**EXERCISE REQUIREMENTS:** Gather all lines with the word "stroke" in them.
BEGIN INPUT DATA
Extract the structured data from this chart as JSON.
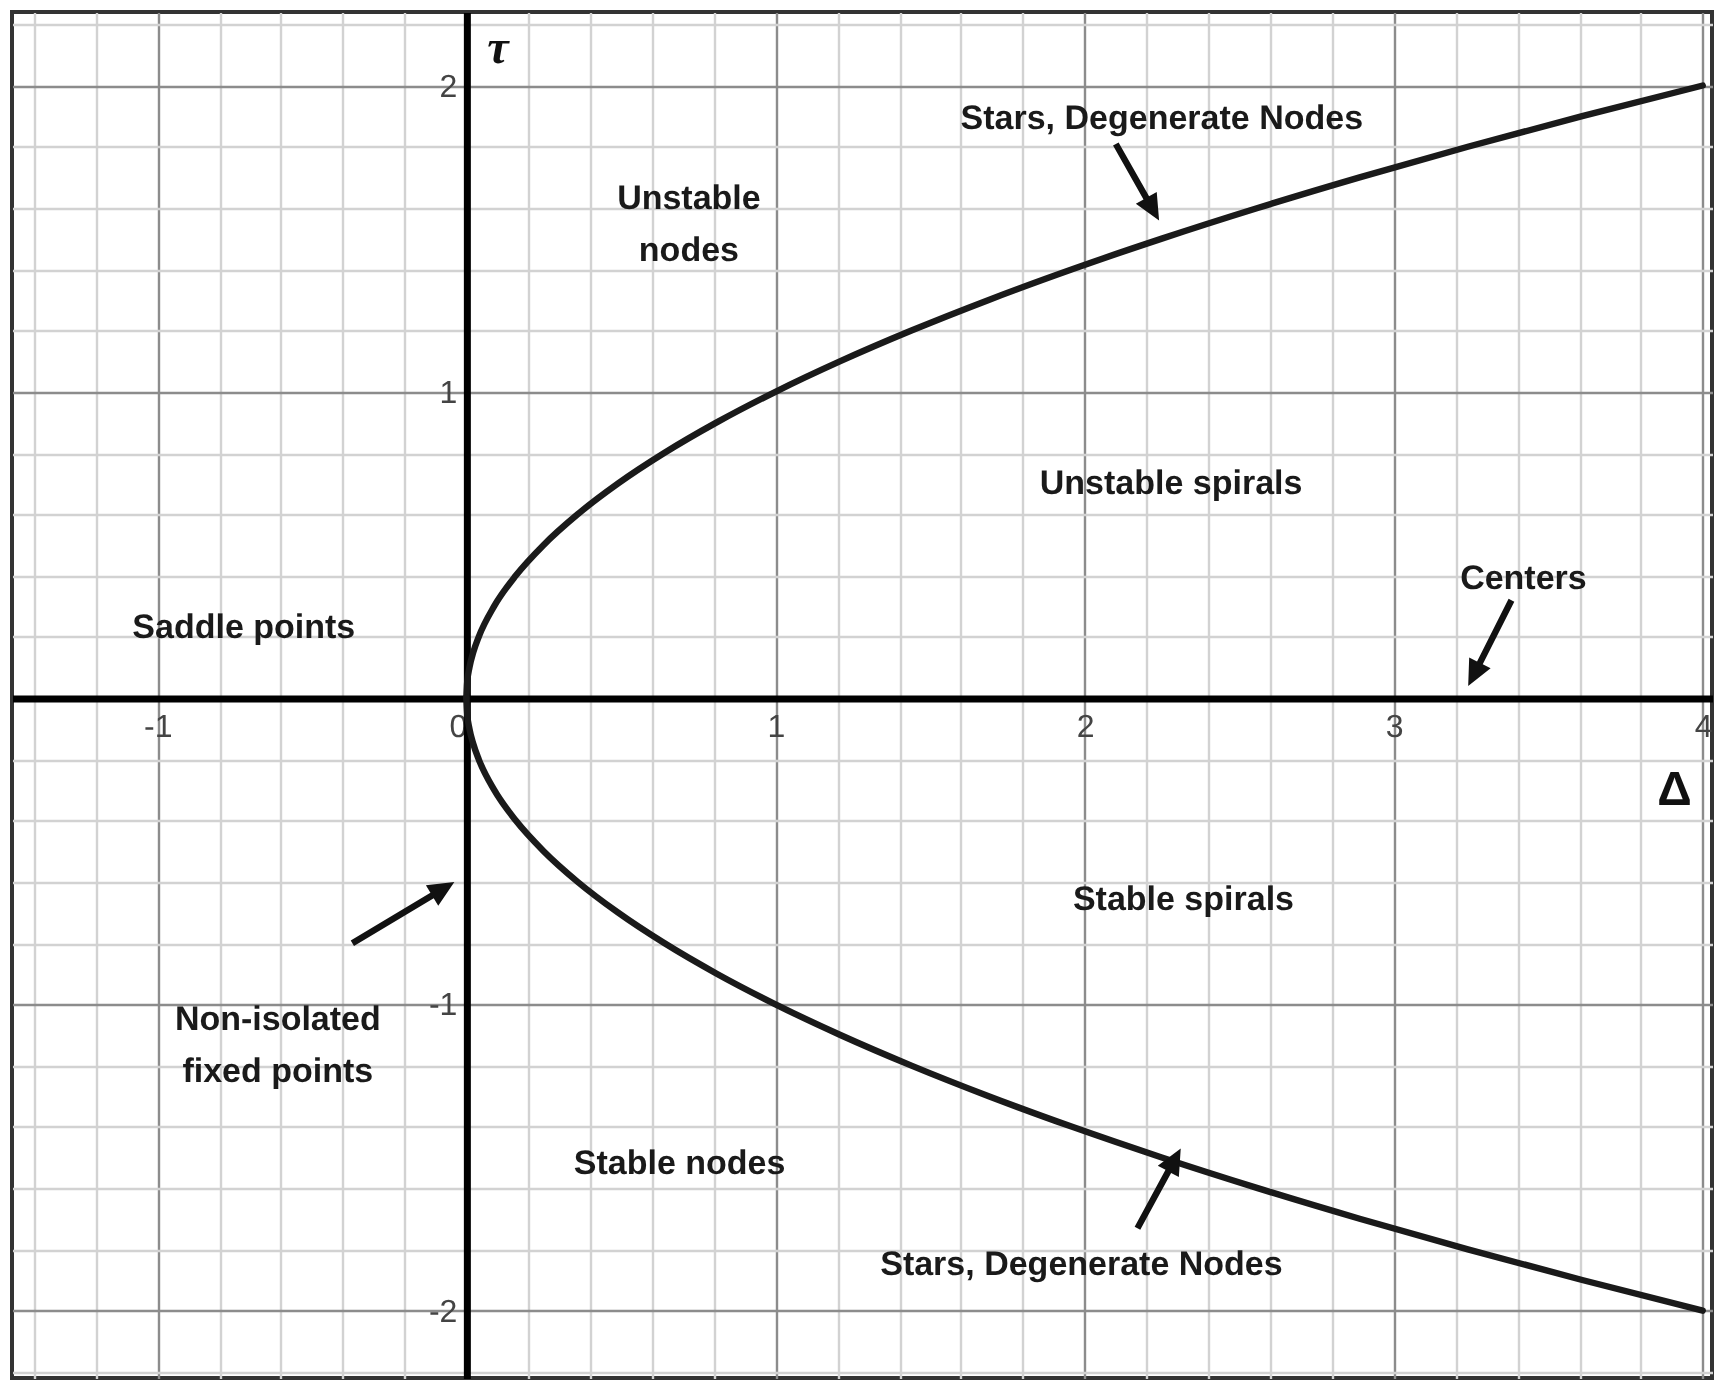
{
  "chart_data": {
    "type": "line",
    "xlabel": "Δ",
    "ylabel": "τ",
    "xlim": [
      -1.47,
      4.03
    ],
    "ylim": [
      -2.22,
      2.24
    ],
    "xticks": [
      {
        "value": -1.4,
        "label": null
      },
      {
        "value": -1.2,
        "label": null
      },
      -1,
      {
        "value": -0.8,
        "label": null
      },
      {
        "value": -0.6,
        "label": null
      },
      {
        "value": -0.4,
        "label": null
      },
      {
        "value": -0.2,
        "label": null
      },
      0,
      {
        "value": 0.2,
        "label": null
      },
      {
        "value": 0.4,
        "label": null
      },
      {
        "value": 0.6,
        "label": null
      },
      {
        "value": 0.8,
        "label": null
      },
      1,
      {
        "value": 1.2,
        "label": null
      },
      {
        "value": 1.4,
        "label": null
      },
      {
        "value": 1.6,
        "label": null
      },
      {
        "value": 1.8,
        "label": null
      },
      2,
      {
        "value": 2.2,
        "label": null
      },
      {
        "value": 2.4,
        "label": null
      },
      {
        "value": 2.6,
        "label": null
      },
      {
        "value": 2.8,
        "label": null
      },
      3,
      {
        "value": 3.2,
        "label": null
      },
      {
        "value": 3.4,
        "label": null
      },
      {
        "value": 3.6,
        "label": null
      },
      {
        "value": 3.8,
        "label": null
      },
      4
    ],
    "yticks": [
      {
        "value": -2.2,
        "label": null
      },
      -2,
      {
        "value": -1.8,
        "label": null
      },
      {
        "value": -1.6,
        "label": null
      },
      {
        "value": -1.4,
        "label": null
      },
      {
        "value": -1.2,
        "label": null
      },
      -1,
      {
        "value": -0.8,
        "label": null
      },
      {
        "value": -0.6,
        "label": null
      },
      {
        "value": -0.4,
        "label": null
      },
      {
        "value": -0.2,
        "label": null
      },
      {
        "value": 0,
        "label": null
      },
      {
        "value": 0.2,
        "label": null
      },
      {
        "value": 0.4,
        "label": null
      },
      {
        "value": 0.6,
        "label": null
      },
      {
        "value": 0.8,
        "label": null
      },
      1,
      {
        "value": 1.2,
        "label": null
      },
      {
        "value": 1.4,
        "label": null
      },
      {
        "value": 1.6,
        "label": null
      },
      {
        "value": 1.8,
        "label": null
      },
      2,
      {
        "value": 2.2,
        "label": null
      }
    ],
    "grid": true,
    "series": [
      {
        "color": "#1a1a1a",
        "x": [
          0,
          0.0025,
          0.01,
          0.0225,
          0.04,
          0.09,
          0.16,
          0.25,
          0.36,
          0.49,
          0.64,
          0.81,
          1,
          1.21,
          1.44,
          1.69,
          1.96,
          2.25,
          2.56,
          2.89,
          3.24,
          3.61,
          4
        ],
        "values": [
          0,
          0.05,
          0.1,
          0.15,
          0.2,
          0.3,
          0.4,
          0.5,
          0.6,
          0.7,
          0.8,
          0.9,
          1,
          1.1,
          1.2,
          1.3,
          1.4,
          1.5,
          1.6,
          1.7,
          1.8,
          1.9,
          2
        ]
      },
      {
        "color": "#1a1a1a",
        "x": [
          0,
          0.0025,
          0.01,
          0.0225,
          0.04,
          0.09,
          0.16,
          0.25,
          0.36,
          0.49,
          0.64,
          0.81,
          1,
          1.21,
          1.44,
          1.69,
          1.96,
          2.25,
          2.56,
          2.89,
          3.24,
          3.61,
          4
        ],
        "values": [
          0,
          -0.05,
          -0.1,
          -0.15,
          -0.2,
          -0.3,
          -0.4,
          -0.5,
          -0.6,
          -0.7,
          -0.8,
          -0.9,
          -1,
          -1.1,
          -1.2,
          -1.3,
          -1.4,
          -1.5,
          -1.6,
          -1.7,
          -1.8,
          -1.9,
          -2
        ]
      }
    ],
    "annotations": [
      "Unstable nodes",
      {
        "text": "Stars, Degenerate Nodes",
        "x": 2.28,
        "y": 1.52
      },
      "Unstable spirals",
      "Centers",
      "Saddle points",
      "Stable spirals",
      "Non-isolated fixed points",
      "Stable nodes",
      {
        "text": "Stars, Degenerate Nodes",
        "x": 2.35,
        "y": -1.51
      }
    ]
  }
}
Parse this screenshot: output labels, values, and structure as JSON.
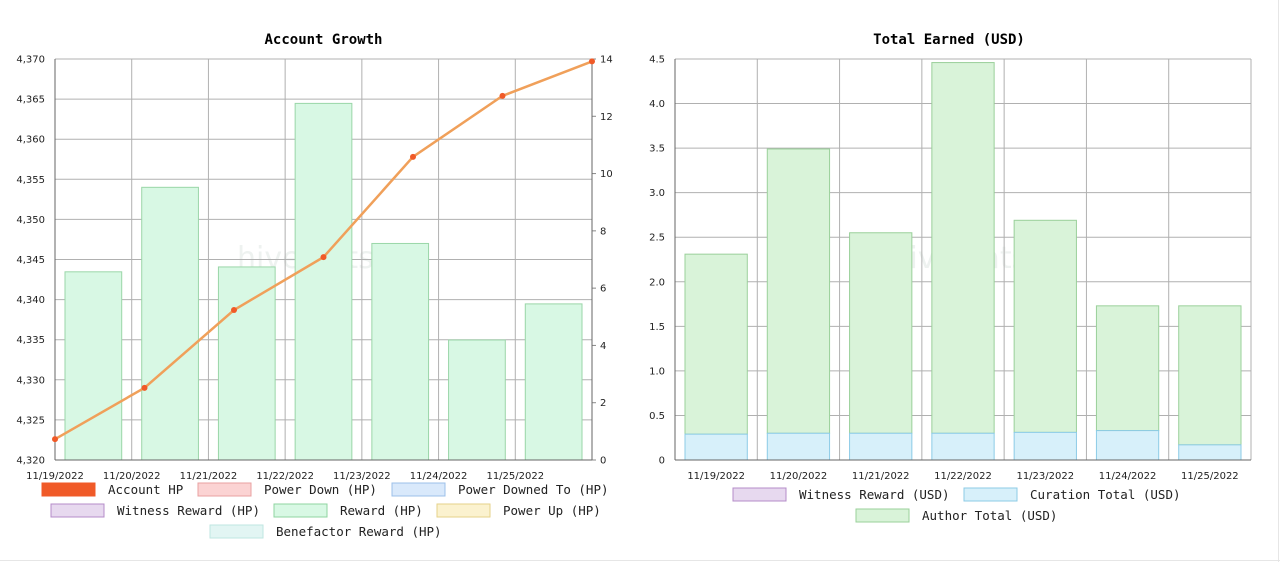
{
  "watermark": "hivestats.io",
  "chart_data": [
    {
      "type": "bar",
      "title": "Account Growth",
      "categories": [
        "11/19/2022",
        "11/20/2022",
        "11/21/2022",
        "11/22/2022",
        "11/23/2022",
        "11/24/2022",
        "11/25/2022"
      ],
      "y_left": {
        "ticks": [
          "4,320",
          "4,325",
          "4,330",
          "4,335",
          "4,340",
          "4,345",
          "4,350",
          "4,355",
          "4,360",
          "4,365",
          "4,370"
        ],
        "range": [
          4320,
          4370
        ]
      },
      "y_right": {
        "ticks": [
          "0",
          "2",
          "4",
          "6",
          "8",
          "10",
          "12",
          "14"
        ],
        "range": [
          0,
          14
        ]
      },
      "grid": true,
      "series": [
        {
          "name": "Account HP",
          "kind": "line",
          "axis": "left",
          "color": "#f05a28",
          "line_color": "#f0a05a",
          "values": [
            4322.6,
            4329.0,
            4338.7,
            4345.3,
            4357.8,
            4365.4,
            4369.7
          ]
        },
        {
          "name": "Power Down (HP)",
          "kind": "bar",
          "axis": "right",
          "color": "#fbd3d3",
          "values": [
            0,
            0,
            0,
            0,
            0,
            0,
            0
          ]
        },
        {
          "name": "Power Downed To (HP)",
          "kind": "bar",
          "axis": "right",
          "color": "#d9e9fb",
          "values": [
            0,
            0,
            0,
            0,
            0,
            0,
            0
          ]
        },
        {
          "name": "Witness Reward (HP)",
          "kind": "bar",
          "axis": "right",
          "color": "#e7d9ef",
          "values": [
            0,
            0,
            0,
            0,
            0,
            0,
            0
          ]
        },
        {
          "name": "Reward (HP)",
          "kind": "bar",
          "axis": "right",
          "color": "#d8f8e4",
          "stroke": "#9ad6a8",
          "values": [
            6.57,
            9.52,
            6.74,
            12.45,
            7.56,
            4.19,
            5.45
          ]
        },
        {
          "name": "Power Up (HP)",
          "kind": "bar",
          "axis": "right",
          "color": "#fbf2cf",
          "values": [
            0,
            0,
            0,
            0,
            0,
            0,
            0
          ]
        },
        {
          "name": "Benefactor Reward (HP)",
          "kind": "bar",
          "axis": "right",
          "color": "#e2f5f3",
          "values": [
            0,
            0,
            0,
            0,
            0,
            0,
            0
          ]
        }
      ],
      "legend_position": "bottom"
    },
    {
      "type": "bar",
      "title": "Total Earned (USD)",
      "stacked": true,
      "categories": [
        "11/19/2022",
        "11/20/2022",
        "11/21/2022",
        "11/22/2022",
        "11/23/2022",
        "11/24/2022",
        "11/25/2022"
      ],
      "y": {
        "ticks": [
          "0",
          "0.5",
          "1.0",
          "1.5",
          "2.0",
          "2.5",
          "3.0",
          "3.5",
          "4.0",
          "4.5"
        ],
        "range": [
          0,
          4.5
        ]
      },
      "grid": true,
      "series": [
        {
          "name": "Witness Reward (USD)",
          "color": "#e7d9ef",
          "stroke": "#b48cc8",
          "values": [
            0,
            0,
            0,
            0,
            0,
            0,
            0
          ]
        },
        {
          "name": "Curation Total (USD)",
          "color": "#d7f0fa",
          "stroke": "#8ccbe6",
          "values": [
            0.29,
            0.3,
            0.3,
            0.3,
            0.31,
            0.33,
            0.17
          ]
        },
        {
          "name": "Author Total (USD)",
          "color": "#d9f3d9",
          "stroke": "#9ad09a",
          "values": [
            2.02,
            3.19,
            2.25,
            4.16,
            2.38,
            1.4,
            1.56
          ]
        }
      ],
      "legend_position": "bottom"
    }
  ]
}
END INPUT DATA
**EXERCISE RESPONSE:**
          "stroke": "#9ad6a8",
          "stroke": "#b48cc8",
          "stroke": "#8ccbe6",
          "stroke": "#9ad09a",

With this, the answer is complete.